YOUR OBJECTIVE:
Update the part that opens with the line containing "Text: Associative Law: Associative" and closes with the line containing "Text: Inverse: Inverse (27, 330, 89, 346)" by changing "binary operator" to "binary operation", and write out only those lines with everything else unchanged.

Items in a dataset
------------------------------
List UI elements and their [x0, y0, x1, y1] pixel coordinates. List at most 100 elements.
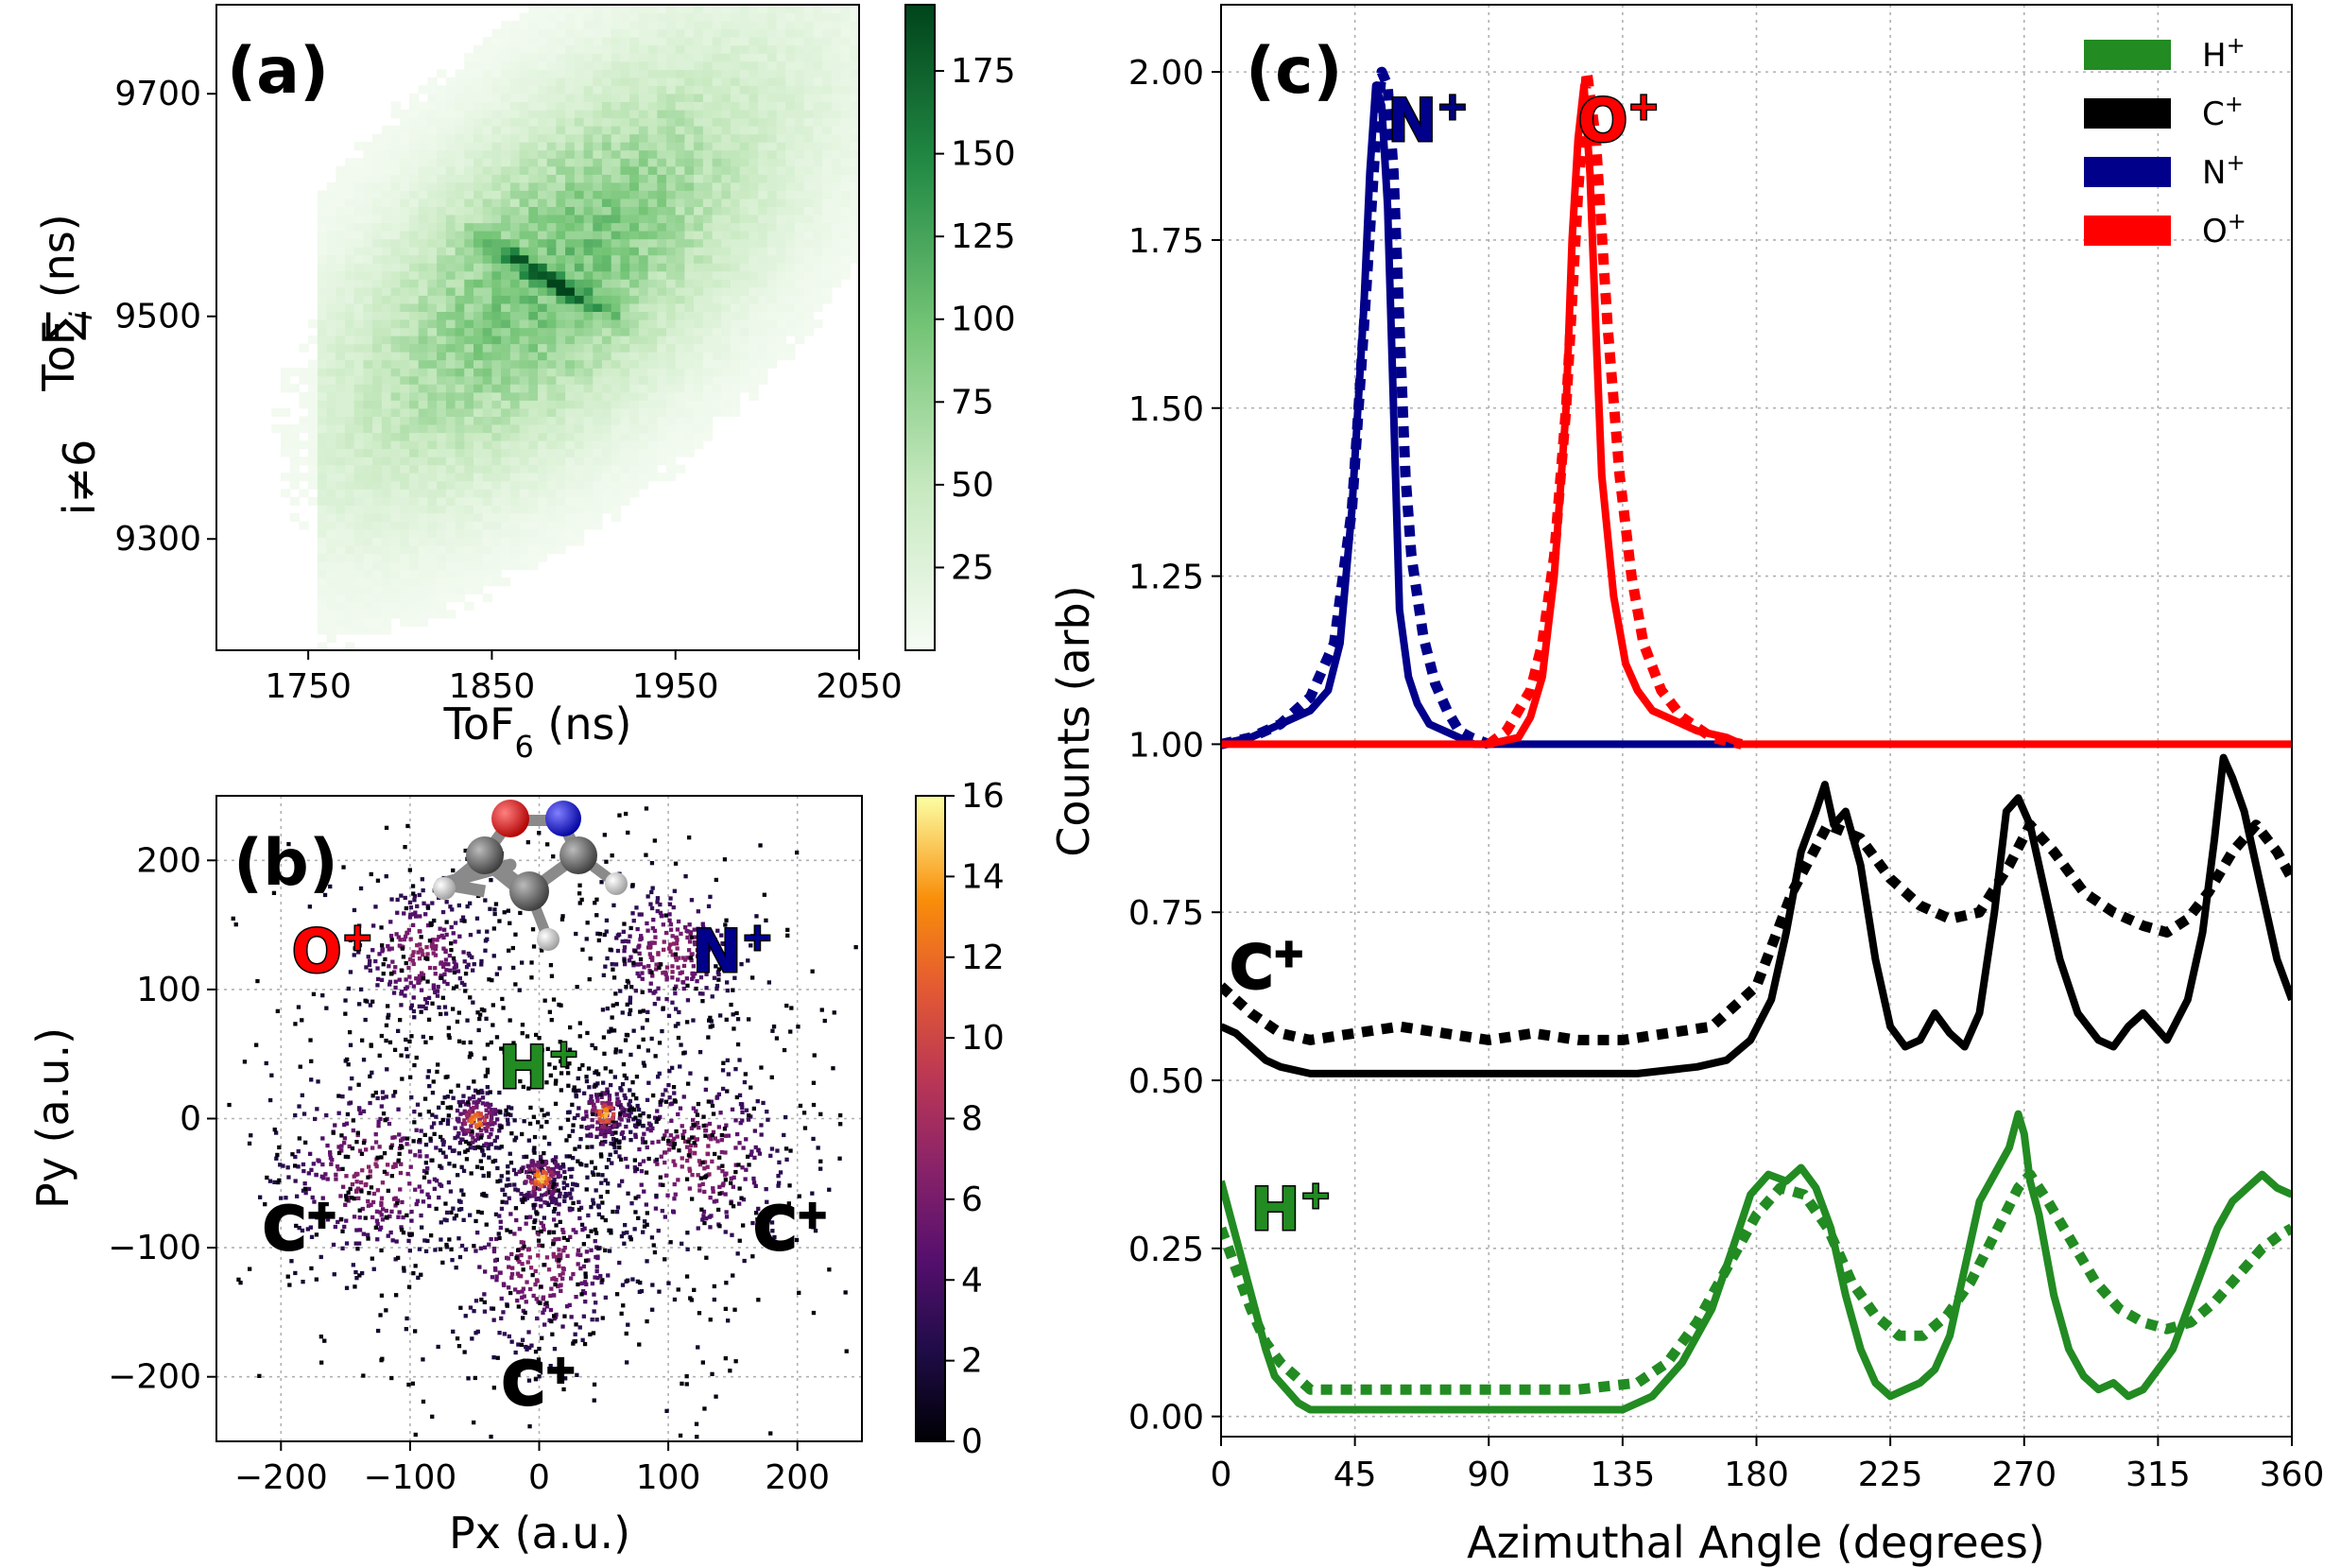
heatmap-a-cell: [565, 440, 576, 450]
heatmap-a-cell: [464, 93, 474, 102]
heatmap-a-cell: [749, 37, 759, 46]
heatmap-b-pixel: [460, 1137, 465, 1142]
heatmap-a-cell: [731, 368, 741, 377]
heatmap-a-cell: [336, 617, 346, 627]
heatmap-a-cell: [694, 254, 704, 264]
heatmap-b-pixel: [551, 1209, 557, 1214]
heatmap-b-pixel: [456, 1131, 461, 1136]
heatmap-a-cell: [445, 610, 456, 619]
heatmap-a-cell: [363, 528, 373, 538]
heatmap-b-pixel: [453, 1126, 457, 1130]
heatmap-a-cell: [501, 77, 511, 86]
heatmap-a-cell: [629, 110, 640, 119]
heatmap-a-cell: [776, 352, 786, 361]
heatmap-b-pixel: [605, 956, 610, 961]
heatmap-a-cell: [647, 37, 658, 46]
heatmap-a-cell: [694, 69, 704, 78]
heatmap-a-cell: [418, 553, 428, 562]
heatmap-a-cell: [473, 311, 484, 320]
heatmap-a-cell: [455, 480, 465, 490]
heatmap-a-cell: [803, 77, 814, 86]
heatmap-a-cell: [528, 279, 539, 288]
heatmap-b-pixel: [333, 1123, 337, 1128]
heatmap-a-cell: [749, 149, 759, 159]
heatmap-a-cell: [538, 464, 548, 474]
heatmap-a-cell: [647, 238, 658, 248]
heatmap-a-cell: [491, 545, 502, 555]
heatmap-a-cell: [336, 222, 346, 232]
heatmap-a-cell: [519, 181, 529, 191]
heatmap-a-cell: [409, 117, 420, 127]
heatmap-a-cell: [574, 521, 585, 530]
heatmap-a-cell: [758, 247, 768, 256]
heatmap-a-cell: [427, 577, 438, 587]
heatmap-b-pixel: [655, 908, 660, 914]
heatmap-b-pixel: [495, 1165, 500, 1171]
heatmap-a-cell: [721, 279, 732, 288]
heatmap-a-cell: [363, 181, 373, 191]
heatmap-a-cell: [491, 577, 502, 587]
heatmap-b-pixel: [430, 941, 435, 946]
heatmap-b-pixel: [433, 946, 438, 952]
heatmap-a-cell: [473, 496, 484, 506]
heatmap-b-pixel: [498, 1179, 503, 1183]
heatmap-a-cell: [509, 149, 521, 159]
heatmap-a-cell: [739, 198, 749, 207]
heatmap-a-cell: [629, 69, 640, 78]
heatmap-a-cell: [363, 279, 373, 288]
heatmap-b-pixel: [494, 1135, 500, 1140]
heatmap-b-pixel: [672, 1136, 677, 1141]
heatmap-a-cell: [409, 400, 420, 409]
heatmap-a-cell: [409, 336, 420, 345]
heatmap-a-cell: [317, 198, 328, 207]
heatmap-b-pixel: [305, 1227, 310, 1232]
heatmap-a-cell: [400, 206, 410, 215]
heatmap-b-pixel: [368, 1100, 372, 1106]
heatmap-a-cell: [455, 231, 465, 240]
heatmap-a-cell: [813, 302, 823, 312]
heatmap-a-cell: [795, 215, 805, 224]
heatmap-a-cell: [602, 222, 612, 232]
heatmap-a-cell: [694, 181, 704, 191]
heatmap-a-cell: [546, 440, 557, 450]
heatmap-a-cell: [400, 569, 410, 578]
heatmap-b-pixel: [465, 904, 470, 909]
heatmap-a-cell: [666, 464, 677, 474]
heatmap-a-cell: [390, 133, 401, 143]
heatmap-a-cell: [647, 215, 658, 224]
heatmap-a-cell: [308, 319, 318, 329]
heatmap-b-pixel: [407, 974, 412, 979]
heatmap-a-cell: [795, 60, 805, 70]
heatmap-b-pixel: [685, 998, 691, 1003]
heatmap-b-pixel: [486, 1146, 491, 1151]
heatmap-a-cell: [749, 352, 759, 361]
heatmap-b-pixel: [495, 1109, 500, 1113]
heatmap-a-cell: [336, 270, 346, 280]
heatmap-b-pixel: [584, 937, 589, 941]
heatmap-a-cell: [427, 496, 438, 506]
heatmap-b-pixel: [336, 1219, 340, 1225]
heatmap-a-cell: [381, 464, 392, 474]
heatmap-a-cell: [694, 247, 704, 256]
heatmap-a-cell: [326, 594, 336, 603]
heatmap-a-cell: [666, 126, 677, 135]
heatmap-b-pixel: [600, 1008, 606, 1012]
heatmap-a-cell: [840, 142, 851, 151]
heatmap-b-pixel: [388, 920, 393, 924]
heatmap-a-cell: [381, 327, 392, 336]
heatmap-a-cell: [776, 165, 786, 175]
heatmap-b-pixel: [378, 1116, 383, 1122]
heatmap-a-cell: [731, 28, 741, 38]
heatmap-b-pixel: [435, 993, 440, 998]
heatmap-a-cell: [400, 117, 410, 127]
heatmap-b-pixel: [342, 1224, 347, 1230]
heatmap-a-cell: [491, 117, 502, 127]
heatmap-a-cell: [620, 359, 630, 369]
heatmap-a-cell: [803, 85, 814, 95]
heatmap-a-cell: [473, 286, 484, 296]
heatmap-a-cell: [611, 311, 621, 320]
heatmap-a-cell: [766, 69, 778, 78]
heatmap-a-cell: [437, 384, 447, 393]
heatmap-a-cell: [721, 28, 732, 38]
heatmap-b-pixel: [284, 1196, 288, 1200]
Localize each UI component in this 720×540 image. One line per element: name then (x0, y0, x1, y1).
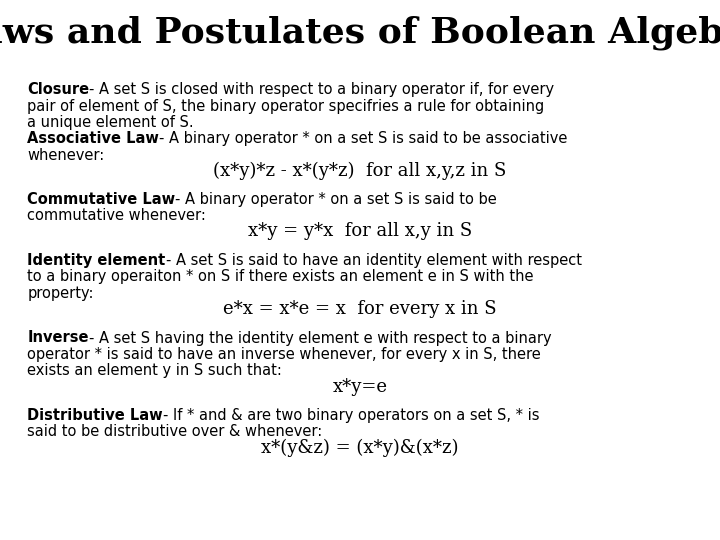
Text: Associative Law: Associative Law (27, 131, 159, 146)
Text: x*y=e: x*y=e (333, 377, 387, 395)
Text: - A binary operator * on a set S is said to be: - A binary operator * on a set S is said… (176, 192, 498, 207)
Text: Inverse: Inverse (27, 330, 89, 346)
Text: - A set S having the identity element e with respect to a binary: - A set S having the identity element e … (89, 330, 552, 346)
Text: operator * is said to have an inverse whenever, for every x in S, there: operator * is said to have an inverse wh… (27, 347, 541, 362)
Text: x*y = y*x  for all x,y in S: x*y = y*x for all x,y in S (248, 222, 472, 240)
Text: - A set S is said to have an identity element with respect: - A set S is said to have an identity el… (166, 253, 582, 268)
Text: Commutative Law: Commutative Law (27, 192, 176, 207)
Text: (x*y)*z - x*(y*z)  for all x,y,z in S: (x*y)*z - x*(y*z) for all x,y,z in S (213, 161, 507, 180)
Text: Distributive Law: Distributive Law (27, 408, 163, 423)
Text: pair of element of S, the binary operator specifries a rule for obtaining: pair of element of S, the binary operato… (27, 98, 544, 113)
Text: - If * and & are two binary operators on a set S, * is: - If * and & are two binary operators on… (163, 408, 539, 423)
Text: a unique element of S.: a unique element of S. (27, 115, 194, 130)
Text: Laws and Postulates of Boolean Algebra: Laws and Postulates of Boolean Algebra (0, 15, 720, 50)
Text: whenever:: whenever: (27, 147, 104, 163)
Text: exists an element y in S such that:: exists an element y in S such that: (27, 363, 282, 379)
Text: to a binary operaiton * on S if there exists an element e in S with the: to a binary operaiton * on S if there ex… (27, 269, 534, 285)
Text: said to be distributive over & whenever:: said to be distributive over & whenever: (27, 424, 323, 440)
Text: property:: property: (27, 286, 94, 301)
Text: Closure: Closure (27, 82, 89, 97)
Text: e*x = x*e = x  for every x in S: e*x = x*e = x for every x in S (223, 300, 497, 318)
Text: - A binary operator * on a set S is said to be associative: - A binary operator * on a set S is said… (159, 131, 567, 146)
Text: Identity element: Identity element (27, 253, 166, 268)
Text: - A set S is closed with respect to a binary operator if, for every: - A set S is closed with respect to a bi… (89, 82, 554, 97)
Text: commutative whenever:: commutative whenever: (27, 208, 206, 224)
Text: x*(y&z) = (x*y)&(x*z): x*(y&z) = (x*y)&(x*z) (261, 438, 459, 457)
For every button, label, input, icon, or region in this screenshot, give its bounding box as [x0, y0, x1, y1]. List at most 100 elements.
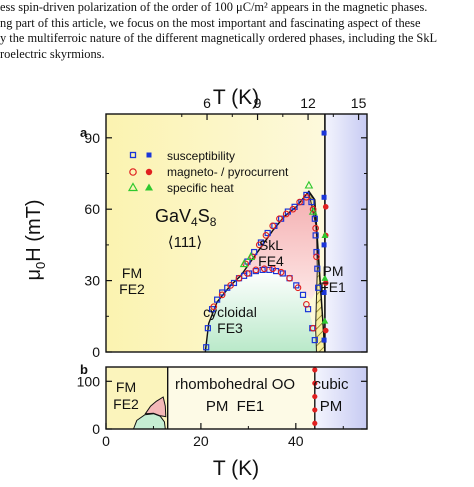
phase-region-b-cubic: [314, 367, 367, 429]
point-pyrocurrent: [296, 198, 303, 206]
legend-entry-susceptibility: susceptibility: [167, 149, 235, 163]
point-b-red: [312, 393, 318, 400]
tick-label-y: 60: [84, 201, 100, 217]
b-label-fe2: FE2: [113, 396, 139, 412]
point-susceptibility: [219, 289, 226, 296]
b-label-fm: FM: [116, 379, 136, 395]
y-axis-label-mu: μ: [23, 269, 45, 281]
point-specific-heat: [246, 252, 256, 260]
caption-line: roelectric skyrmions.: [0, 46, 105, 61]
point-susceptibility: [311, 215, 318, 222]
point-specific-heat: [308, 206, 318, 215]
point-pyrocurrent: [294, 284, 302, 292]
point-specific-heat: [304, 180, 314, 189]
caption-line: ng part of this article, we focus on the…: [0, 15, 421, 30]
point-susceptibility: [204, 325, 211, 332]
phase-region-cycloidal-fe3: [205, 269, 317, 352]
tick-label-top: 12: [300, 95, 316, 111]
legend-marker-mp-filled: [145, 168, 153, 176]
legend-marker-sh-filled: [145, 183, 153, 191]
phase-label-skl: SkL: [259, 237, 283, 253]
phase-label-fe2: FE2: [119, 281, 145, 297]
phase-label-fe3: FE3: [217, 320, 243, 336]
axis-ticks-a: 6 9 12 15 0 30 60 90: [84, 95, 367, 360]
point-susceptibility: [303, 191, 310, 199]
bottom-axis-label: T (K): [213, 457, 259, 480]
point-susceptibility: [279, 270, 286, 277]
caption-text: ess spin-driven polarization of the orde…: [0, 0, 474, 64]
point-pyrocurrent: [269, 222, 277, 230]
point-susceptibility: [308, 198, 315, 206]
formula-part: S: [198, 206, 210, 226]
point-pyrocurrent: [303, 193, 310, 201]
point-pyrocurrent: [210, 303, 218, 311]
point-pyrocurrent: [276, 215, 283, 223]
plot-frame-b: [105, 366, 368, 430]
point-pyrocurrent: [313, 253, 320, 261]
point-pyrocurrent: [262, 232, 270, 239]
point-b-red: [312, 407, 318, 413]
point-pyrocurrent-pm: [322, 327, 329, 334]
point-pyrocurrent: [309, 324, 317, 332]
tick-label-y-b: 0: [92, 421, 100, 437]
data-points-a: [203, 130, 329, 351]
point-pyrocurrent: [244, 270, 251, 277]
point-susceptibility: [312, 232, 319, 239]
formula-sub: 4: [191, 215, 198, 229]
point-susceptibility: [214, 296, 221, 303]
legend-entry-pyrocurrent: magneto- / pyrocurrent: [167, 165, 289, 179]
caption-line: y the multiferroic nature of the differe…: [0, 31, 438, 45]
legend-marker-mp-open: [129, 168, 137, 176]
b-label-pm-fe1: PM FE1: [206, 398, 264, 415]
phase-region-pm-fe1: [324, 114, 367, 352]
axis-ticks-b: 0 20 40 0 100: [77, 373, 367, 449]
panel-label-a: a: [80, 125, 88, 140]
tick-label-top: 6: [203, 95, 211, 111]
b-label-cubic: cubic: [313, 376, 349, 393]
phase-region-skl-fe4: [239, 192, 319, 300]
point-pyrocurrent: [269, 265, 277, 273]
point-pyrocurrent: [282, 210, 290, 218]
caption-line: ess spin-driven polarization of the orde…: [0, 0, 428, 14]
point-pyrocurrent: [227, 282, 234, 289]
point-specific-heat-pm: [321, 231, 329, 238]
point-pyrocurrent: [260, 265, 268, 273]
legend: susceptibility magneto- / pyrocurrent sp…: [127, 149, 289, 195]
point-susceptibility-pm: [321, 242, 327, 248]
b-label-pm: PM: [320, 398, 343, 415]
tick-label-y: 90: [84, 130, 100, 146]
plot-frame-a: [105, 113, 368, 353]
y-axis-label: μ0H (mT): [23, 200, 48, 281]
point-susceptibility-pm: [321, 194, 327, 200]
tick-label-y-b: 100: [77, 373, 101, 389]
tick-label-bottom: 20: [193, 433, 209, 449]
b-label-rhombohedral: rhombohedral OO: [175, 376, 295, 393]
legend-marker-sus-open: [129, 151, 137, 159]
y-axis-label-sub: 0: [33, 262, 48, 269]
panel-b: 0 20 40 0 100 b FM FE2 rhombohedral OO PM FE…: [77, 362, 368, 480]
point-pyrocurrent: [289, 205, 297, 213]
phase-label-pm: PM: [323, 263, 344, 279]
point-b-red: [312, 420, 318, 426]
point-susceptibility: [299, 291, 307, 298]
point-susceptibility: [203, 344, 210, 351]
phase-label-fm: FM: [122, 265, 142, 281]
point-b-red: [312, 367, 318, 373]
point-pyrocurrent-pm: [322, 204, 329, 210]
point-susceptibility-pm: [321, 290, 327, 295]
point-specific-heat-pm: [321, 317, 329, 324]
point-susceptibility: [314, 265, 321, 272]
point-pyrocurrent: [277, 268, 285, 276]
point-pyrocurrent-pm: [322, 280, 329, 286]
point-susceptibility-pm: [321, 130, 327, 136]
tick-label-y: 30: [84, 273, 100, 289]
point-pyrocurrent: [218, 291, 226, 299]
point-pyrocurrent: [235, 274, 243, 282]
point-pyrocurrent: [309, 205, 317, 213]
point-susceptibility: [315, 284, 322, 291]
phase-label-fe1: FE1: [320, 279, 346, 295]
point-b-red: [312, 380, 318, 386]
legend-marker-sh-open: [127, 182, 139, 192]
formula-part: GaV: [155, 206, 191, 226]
------------------------------
WRITTEN ANSWER:
Text: Associative Law: Associative Law (27, 131, 159, 146)
Text: x*y=e: x*y=e (333, 377, 387, 395)
Text: - A binary operation * on a set S is said to be: - A binary operation * on a set S is said… (176, 192, 498, 207)
Text: Inverse: Inverse (27, 330, 89, 346)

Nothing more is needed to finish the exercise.